Aim of the exercise: Each record needs to be echoed exactly; can you do that?
········
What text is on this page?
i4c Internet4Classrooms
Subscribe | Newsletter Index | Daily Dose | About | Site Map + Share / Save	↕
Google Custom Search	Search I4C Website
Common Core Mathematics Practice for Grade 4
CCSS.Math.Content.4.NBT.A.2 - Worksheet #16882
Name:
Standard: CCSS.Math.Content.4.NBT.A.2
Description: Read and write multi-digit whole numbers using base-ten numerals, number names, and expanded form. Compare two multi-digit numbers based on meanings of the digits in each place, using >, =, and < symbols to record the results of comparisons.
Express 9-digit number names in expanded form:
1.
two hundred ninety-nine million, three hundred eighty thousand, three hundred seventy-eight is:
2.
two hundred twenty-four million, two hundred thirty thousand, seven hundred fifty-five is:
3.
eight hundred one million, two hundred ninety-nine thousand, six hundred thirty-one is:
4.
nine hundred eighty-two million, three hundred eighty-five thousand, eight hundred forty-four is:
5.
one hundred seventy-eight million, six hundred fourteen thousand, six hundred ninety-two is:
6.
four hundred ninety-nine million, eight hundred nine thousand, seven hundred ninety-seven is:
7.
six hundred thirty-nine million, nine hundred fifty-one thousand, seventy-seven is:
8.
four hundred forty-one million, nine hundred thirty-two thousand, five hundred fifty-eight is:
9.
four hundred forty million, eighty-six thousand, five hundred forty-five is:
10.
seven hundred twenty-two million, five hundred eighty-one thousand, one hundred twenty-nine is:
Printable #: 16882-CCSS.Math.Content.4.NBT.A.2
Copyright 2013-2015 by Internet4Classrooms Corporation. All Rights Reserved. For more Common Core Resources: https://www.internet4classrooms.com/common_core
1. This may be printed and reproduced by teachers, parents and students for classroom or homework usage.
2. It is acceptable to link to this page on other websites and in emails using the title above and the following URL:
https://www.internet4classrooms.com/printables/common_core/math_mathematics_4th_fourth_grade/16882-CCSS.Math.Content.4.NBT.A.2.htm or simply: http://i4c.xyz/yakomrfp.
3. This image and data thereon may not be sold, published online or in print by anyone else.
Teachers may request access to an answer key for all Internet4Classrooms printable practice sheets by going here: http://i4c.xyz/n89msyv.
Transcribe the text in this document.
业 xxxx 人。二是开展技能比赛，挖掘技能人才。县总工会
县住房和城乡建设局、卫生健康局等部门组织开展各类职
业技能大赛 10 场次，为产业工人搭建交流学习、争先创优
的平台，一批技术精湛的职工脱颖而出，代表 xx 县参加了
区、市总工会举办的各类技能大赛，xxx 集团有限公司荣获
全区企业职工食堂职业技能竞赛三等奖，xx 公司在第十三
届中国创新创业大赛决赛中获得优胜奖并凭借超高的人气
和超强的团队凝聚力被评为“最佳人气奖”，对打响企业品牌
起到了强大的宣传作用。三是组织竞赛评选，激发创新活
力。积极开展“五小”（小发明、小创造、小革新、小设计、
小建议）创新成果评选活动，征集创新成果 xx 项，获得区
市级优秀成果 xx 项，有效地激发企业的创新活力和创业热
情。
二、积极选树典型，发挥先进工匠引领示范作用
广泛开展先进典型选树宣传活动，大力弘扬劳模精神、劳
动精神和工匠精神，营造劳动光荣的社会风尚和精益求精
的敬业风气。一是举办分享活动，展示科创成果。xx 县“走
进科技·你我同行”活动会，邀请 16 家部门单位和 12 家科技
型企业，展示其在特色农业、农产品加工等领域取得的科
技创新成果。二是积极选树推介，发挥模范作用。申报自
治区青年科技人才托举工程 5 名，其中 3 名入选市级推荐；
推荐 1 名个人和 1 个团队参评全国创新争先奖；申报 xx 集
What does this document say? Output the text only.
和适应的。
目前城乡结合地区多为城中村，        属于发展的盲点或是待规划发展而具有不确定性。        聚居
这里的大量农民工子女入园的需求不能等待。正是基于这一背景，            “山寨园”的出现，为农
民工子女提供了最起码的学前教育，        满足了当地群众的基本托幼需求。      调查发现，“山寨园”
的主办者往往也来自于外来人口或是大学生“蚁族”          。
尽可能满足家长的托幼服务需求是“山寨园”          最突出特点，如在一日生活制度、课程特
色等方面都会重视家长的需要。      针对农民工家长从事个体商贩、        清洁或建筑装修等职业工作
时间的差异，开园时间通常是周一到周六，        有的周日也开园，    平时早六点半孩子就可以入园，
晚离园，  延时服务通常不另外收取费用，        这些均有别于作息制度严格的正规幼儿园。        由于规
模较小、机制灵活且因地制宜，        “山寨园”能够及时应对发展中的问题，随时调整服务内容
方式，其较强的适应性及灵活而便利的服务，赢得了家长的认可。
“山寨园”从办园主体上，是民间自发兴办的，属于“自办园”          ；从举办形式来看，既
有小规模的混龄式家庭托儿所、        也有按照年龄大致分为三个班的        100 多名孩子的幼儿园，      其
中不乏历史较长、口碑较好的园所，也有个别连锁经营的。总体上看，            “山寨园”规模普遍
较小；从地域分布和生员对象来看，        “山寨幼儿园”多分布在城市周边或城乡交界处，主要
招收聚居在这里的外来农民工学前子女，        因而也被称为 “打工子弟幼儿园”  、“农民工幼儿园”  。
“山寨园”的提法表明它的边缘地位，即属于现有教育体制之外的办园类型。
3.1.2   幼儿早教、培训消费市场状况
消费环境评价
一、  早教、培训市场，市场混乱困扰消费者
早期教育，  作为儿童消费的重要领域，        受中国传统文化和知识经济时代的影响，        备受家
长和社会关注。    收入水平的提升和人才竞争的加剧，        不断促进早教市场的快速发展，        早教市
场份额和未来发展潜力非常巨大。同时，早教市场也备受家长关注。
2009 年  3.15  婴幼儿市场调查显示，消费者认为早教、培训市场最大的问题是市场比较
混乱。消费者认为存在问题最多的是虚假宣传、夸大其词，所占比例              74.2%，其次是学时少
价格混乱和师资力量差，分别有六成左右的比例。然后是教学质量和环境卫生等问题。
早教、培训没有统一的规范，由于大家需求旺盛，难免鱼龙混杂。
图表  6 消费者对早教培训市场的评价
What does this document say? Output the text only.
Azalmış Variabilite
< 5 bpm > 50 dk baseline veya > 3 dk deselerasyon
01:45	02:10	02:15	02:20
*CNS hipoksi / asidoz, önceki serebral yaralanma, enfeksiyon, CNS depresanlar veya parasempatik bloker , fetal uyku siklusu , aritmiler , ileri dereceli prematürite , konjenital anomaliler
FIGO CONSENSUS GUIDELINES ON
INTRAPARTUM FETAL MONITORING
········
Problem solution:
What text is on this page?
i4c Internet4Classrooms
Subscribe | Newsletter Index | Daily Dose | About | Site Map + Share / Save	↕
Google Custom Search	Search I4C Website
Common Core Mathematics Practice for Grade 4
CCSS.Math.Content.4.NBT.A.2 - Worksheet #16882
Name:
Standard: CCSS.Math.Content.4.NBT.A.2
Description: Read and write multi-digit whole numbers using base-ten numerals, number names, and expanded form. Compare two multi-digit numbers based on meanings of the digits in each place, using >, =, and < symbols to record the results of comparisons.
Express 9-digit number names in expanded form:
1.
two hundred ninety-nine million, three hundred eighty thousand, three hundred seventy-eight is:
2.
two hundred twenty-four million, two hundred thirty thousand, seven hundred fifty-five is:
3.
eight hundred one million, two hundred ninety-nine thousand, six hundred thirty-one is:
4.
nine hundred eighty-two million, three hundred eighty-five thousand, eight hundred forty-four is:
5.
one hundred seventy-eight million, six hundred fourteen thousand, six hundred ninety-two is:
6.
four hundred ninety-nine million, eight hundred nine thousand, seven hundred ninety-seven is:
7.
six hundred thirty-nine million, nine hundred fifty-one thousand, seventy-seven is:
8.
four hundred forty-one million, nine hundred thirty-two thousand, five hundred fifty-eight is:
9.
four hundred forty million, eighty-six thousand, five hundred forty-five is:
10.
seven hundred twenty-two million, five hundred eighty-one thousand, one hundred twenty-nine is:
Printable #: 16882-CCSS.Math.Content.4.NBT.A.2
Copyright 2013-2015 by Internet4Classrooms Corporation. All Rights Reserved. For more Common Core Resources: https://www.internet4classrooms.com/common_core
1. This may be printed and reproduced by teachers, parents and students for classroom or homework usage.
2. It is acceptable to link to this page on other websites and in emails using the title above and the following URL:
https://www.internet4classrooms.com/printables/common_core/math_mathematics_4th_fourth_grade/16882-CCSS.Math.Content.4.NBT.A.2.htm or simply: http://i4c.xyz/yakomrfp.
3. This image and data thereon may not be sold, published online or in print by anyone else.
Teachers may request access to an answer key for all Internet4Classrooms printable practice sheets by going here: http://i4c.xyz/n89msyv.
Transcribe the text in this document.
业 xxxx 人。二是开展技能比赛，挖掘技能人才。县总工会
县住房和城乡建设局、卫生健康局等部门组织开展各类职
业技能大赛 10 场次，为产业工人搭建交流学习、争先创优
的平台，一批技术精湛的职工脱颖而出，代表 xx 县参加了
区、市总工会举办的各类技能大赛，xxx 集团有限公司荣获
全区企业职工食堂职业技能竞赛三等奖，xx 公司在第十三
届中国创新创业大赛决赛中获得优胜奖并凭借超高的人气
和超强的团队凝聚力被评为“最佳人气奖”，对打响企业品牌
起到了强大的宣传作用。三是组织竞赛评选，激发创新活
力。积极开展“五小”（小发明、小创造、小革新、小设计、
小建议）创新成果评选活动，征集创新成果 xx 项，获得区
市级优秀成果 xx 项，有效地激发企业的创新活力和创业热
情。
二、积极选树典型，发挥先进工匠引领示范作用
广泛开展先进典型选树宣传活动，大力弘扬劳模精神、劳
动精神和工匠精神，营造劳动光荣的社会风尚和精益求精
的敬业风气。一是举办分享活动，展示科创成果。xx 县“走
进科技·你我同行”活动会，邀请 16 家部门单位和 12 家科技
型企业，展示其在特色农业、农产品加工等领域取得的科
技创新成果。二是积极选树推介，发挥模范作用。申报自
治区青年科技人才托举工程 5 名，其中 3 名入选市级推荐；
推荐 1 名个人和 1 个团队参评全国创新争先奖；申报 xx 集
What does this document say? Output the text only.
和适应的。
目前城乡结合地区多为城中村，        属于发展的盲点或是待规划发展而具有不确定性。        聚居
这里的大量农民工子女入园的需求不能等待。正是基于这一背景，            “山寨园”的出现，为农
民工子女提供了最起码的学前教育，        满足了当地群众的基本托幼需求。      调查发现，“山寨园”
的主办者往往也来自于外来人口或是大学生“蚁族”          。
尽可能满足家长的托幼服务需求是“山寨园”          最突出特点，如在一日生活制度、课程特
色等方面都会重视家长的需要。      针对农民工家长从事个体商贩、        清洁或建筑装修等职业工作
时间的差异，开园时间通常是周一到周六，        有的周日也开园，    平时早六点半孩子就可以入园，
晚离园，  延时服务通常不另外收取费用，        这些均有别于作息制度严格的正规幼儿园。        由于规
模较小、机制灵活且因地制宜，        “山寨园”能够及时应对发展中的问题，随时调整服务内容
方式，其较强的适应性及灵活而便利的服务，赢得了家长的认可。
“山寨园”从办园主体上，是民间自发兴办的，属于“自办园”          ；从举办形式来看，既
有小规模的混龄式家庭托儿所、        也有按照年龄大致分为三个班的        100 多名孩子的幼儿园，      其
中不乏历史较长、口碑较好的园所，也有个别连锁经营的。总体上看，            “山寨园”规模普遍
较小；从地域分布和生员对象来看，        “山寨幼儿园”多分布在城市周边或城乡交界处，主要
招收聚居在这里的外来农民工学前子女，        因而也被称为 “打工子弟幼儿园”  、“农民工幼儿园”  。
“山寨园”的提法表明它的边缘地位，即属于现有教育体制之外的办园类型。
3.1.2   幼儿早教、培训消费市场状况
消费环境评价
一、  早教、培训市场，市场混乱困扰消费者
早期教育，  作为儿童消费的重要领域，        受中国传统文化和知识经济时代的影响，        备受家
长和社会关注。    收入水平的提升和人才竞争的加剧，        不断促进早教市场的快速发展，        早教市
场份额和未来发展潜力非常巨大。同时，早教市场也备受家长关注。
2009 年  3.15  婴幼儿市场调查显示，消费者认为早教、培训市场最大的问题是市场比较
混乱。消费者认为存在问题最多的是虚假宣传、夸大其词，所占比例              74.2%，其次是学时少
价格混乱和师资力量差，分别有六成左右的比例。然后是教学质量和环境卫生等问题。
早教、培训没有统一的规范，由于大家需求旺盛，难免鱼龙混杂。
图表  6 消费者对早教培训市场的评价
What does this document say? Output the text only.
Azalmış Variabilite
< 5 bpm > 50 dk baseline veya > 3 dk deselerasyon
01:45	02:10	02:15	02:20
*CNS hipoksi / asidoz, önceki serebral yaralanma, enfeksiyon, CNS depresanlar veya parasempatik bloker , fetal uyku siklusu , aritmiler , ileri dereceli prematürite , konjenital anomaliler
FIGO CONSENSUS GUIDELINES ON
INTRAPARTUM FETAL MONITORING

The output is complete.